▶ **Given instruction**
Pick out the lines below that contain the string "name" and copy them all.

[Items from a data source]
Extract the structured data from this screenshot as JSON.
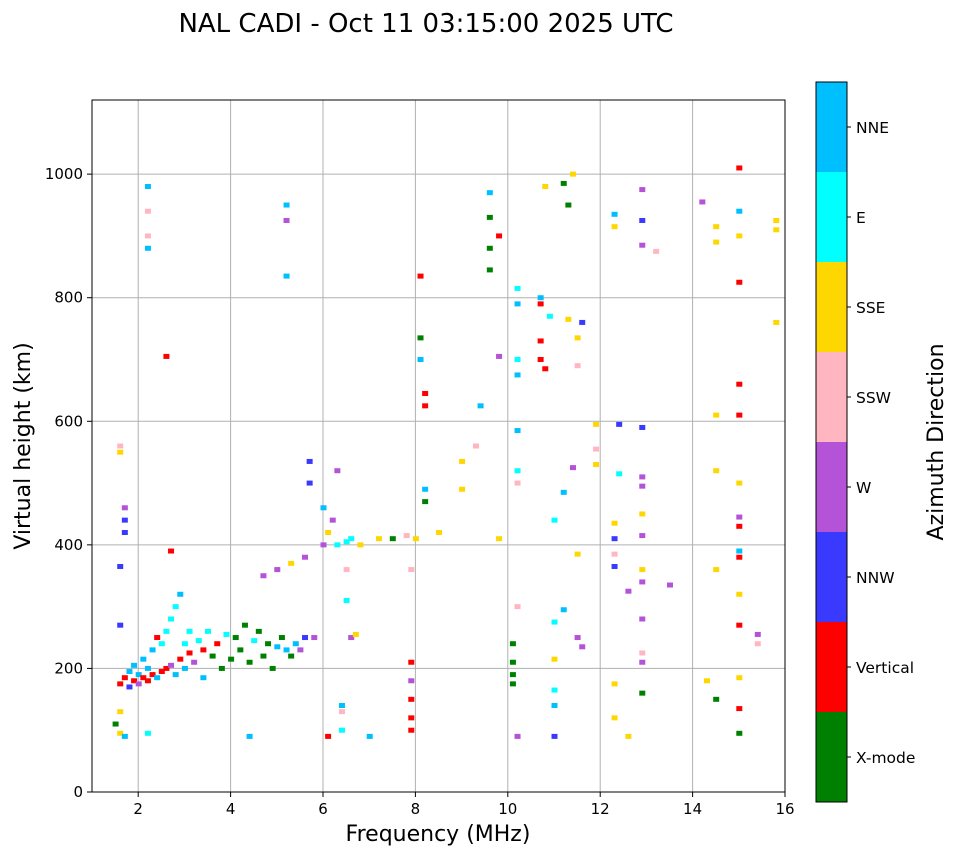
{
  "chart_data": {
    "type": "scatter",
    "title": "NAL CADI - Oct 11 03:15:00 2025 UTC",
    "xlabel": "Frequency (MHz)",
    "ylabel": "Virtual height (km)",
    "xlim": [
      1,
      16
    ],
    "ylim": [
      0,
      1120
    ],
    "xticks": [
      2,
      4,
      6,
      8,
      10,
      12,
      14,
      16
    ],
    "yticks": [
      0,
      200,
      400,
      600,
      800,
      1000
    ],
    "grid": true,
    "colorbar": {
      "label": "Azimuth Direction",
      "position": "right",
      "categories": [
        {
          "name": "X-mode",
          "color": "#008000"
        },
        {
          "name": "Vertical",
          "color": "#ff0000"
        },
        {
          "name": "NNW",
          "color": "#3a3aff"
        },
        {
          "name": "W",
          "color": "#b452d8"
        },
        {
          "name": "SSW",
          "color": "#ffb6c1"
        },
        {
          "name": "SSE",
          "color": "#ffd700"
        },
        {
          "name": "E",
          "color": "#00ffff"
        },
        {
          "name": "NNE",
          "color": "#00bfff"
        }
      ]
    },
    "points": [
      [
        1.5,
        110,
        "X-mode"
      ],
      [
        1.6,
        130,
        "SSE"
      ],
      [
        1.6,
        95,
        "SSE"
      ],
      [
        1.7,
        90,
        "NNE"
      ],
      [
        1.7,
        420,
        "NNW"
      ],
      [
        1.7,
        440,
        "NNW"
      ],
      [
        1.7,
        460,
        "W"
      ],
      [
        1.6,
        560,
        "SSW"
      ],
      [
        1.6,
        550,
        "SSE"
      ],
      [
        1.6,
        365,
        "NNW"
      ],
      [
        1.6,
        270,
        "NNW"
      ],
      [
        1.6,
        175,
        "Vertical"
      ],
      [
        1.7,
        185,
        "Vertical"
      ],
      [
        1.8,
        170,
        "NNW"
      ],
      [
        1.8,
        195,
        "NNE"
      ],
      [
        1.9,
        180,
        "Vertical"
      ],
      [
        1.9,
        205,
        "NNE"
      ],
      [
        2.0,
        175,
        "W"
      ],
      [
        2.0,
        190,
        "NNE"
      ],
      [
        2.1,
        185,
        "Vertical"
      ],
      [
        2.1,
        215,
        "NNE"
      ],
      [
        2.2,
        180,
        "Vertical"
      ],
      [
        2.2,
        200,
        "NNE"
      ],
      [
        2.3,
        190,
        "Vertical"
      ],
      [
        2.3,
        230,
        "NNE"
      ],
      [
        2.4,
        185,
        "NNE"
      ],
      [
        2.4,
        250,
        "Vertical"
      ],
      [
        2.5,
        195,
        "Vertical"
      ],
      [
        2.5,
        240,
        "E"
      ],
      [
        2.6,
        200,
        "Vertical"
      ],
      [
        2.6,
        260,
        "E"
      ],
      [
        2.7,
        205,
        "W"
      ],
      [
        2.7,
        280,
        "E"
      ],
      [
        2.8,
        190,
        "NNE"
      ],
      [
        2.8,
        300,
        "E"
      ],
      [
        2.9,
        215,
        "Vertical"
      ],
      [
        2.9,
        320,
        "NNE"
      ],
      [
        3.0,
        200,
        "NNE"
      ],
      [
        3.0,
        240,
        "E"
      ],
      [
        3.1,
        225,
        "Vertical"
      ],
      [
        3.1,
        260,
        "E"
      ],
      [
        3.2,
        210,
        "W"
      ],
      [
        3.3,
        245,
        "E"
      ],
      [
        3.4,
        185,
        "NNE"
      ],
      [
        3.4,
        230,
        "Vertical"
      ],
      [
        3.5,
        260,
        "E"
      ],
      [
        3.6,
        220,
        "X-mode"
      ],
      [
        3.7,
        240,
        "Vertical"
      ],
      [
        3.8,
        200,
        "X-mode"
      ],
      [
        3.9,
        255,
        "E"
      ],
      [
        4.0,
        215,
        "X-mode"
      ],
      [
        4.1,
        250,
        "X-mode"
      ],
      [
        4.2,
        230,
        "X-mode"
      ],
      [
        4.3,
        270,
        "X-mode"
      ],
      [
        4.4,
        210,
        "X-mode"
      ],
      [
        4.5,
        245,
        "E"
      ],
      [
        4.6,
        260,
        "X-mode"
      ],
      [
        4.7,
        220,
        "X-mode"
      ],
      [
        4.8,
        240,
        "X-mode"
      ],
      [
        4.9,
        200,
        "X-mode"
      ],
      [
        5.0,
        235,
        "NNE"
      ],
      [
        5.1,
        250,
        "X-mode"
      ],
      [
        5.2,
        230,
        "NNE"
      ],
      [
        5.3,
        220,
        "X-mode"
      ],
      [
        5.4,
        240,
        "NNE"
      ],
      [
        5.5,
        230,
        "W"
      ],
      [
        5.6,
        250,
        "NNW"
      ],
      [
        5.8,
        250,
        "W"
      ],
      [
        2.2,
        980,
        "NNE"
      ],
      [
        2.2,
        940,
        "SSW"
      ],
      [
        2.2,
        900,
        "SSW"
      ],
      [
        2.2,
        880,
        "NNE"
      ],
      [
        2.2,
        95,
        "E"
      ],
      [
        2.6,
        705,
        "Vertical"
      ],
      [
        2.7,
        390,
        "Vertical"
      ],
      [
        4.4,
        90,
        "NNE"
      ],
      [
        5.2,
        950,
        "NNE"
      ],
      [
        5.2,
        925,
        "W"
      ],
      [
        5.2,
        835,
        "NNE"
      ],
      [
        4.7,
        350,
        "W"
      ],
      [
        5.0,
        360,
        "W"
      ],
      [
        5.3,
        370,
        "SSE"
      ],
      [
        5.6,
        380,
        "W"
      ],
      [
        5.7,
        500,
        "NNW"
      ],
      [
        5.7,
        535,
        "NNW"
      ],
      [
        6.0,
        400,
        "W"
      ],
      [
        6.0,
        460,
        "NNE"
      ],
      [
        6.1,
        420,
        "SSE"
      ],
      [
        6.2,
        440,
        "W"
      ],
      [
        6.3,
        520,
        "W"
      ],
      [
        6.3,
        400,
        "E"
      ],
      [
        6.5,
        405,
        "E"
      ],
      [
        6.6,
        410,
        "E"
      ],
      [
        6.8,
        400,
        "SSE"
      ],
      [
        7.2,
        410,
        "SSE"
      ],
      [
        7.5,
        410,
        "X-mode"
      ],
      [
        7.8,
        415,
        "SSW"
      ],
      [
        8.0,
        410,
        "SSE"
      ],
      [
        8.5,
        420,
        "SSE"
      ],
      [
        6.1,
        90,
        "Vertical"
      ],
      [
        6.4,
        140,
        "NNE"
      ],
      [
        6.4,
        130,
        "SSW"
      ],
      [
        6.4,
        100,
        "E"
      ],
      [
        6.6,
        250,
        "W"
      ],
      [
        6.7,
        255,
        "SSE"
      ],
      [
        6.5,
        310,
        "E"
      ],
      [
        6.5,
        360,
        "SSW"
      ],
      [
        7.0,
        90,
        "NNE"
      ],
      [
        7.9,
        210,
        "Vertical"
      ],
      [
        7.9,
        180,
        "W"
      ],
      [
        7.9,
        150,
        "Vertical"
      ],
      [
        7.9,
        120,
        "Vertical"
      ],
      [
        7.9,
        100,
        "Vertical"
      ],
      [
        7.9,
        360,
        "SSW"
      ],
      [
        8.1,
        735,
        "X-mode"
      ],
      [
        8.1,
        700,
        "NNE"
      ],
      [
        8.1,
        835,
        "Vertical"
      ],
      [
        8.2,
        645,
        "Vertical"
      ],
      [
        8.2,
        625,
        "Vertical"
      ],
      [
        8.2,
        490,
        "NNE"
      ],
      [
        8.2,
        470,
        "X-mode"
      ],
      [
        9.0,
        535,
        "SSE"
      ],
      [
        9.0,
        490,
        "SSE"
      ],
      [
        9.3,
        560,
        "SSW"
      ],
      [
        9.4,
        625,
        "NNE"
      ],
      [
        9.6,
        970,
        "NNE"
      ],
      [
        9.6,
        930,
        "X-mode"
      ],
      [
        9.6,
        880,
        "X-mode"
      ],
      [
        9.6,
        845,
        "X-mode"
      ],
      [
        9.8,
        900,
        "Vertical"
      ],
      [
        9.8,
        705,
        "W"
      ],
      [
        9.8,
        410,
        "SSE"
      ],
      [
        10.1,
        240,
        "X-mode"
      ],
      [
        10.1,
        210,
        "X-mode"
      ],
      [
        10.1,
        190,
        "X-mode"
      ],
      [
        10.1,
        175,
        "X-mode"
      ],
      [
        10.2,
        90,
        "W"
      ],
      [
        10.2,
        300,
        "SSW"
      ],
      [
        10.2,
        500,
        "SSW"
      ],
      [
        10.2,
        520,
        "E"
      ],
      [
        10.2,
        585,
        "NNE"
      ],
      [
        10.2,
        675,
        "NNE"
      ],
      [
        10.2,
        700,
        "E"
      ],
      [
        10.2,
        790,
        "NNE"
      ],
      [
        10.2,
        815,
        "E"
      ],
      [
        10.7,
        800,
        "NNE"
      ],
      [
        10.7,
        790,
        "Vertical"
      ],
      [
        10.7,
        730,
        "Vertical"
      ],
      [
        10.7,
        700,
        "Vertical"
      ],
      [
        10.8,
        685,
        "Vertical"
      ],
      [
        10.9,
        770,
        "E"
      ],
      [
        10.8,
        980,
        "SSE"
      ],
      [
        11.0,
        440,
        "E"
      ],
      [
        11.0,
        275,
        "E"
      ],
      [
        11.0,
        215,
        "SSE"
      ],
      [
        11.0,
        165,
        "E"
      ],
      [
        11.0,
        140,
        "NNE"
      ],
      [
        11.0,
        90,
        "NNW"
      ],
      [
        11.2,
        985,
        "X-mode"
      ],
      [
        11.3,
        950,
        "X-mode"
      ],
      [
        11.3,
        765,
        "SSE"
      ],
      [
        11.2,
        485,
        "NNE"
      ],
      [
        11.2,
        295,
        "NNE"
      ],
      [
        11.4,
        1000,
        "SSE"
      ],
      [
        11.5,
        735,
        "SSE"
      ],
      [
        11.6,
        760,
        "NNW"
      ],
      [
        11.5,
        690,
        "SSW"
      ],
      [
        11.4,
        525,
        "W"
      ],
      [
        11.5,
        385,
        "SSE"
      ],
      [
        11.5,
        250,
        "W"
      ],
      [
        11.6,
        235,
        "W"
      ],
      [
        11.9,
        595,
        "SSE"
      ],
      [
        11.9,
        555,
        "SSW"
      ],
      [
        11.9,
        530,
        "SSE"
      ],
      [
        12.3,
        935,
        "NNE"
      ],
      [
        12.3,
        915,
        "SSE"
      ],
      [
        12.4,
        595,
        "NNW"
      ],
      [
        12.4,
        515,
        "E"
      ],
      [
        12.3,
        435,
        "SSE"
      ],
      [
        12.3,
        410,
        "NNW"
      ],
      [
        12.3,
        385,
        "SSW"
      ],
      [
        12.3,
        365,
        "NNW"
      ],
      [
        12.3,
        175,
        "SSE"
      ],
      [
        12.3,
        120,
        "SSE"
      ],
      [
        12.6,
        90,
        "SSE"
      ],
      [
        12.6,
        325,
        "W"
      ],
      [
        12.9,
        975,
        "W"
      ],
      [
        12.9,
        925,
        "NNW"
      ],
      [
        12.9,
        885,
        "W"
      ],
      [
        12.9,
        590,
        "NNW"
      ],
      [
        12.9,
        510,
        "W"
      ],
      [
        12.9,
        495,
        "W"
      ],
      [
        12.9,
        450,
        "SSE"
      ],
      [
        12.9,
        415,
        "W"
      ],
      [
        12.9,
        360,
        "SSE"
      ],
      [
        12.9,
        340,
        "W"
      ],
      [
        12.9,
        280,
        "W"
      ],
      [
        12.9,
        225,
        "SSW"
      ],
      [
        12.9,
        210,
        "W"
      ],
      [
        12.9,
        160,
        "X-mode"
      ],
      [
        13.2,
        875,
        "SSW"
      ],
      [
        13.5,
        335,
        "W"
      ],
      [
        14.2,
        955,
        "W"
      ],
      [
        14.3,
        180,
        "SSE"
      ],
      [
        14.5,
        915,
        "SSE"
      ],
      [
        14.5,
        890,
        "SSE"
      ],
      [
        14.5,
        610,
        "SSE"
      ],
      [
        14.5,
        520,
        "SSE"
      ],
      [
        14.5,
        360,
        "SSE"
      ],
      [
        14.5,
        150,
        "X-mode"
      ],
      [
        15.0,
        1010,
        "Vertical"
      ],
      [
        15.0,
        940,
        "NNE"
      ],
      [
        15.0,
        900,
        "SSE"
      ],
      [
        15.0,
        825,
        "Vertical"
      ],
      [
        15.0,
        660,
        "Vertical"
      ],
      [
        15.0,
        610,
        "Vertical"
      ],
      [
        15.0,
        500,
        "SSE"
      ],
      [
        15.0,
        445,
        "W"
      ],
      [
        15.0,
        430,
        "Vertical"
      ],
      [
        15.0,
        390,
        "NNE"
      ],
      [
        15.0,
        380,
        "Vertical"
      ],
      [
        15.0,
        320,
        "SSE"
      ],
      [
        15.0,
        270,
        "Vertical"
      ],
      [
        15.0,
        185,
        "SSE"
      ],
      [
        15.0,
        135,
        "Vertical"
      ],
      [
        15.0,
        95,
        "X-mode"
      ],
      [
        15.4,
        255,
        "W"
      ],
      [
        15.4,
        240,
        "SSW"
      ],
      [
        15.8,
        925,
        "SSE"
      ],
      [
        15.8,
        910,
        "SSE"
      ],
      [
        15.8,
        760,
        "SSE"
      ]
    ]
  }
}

▶ **Solved problem**
          "name": "X-mode",
          "name": "Vertical",
          "name": "NNW",
          "name": "W",
          "name": "SSW",
          "name": "SSE",
          "name": "E",
          "name": "NNE",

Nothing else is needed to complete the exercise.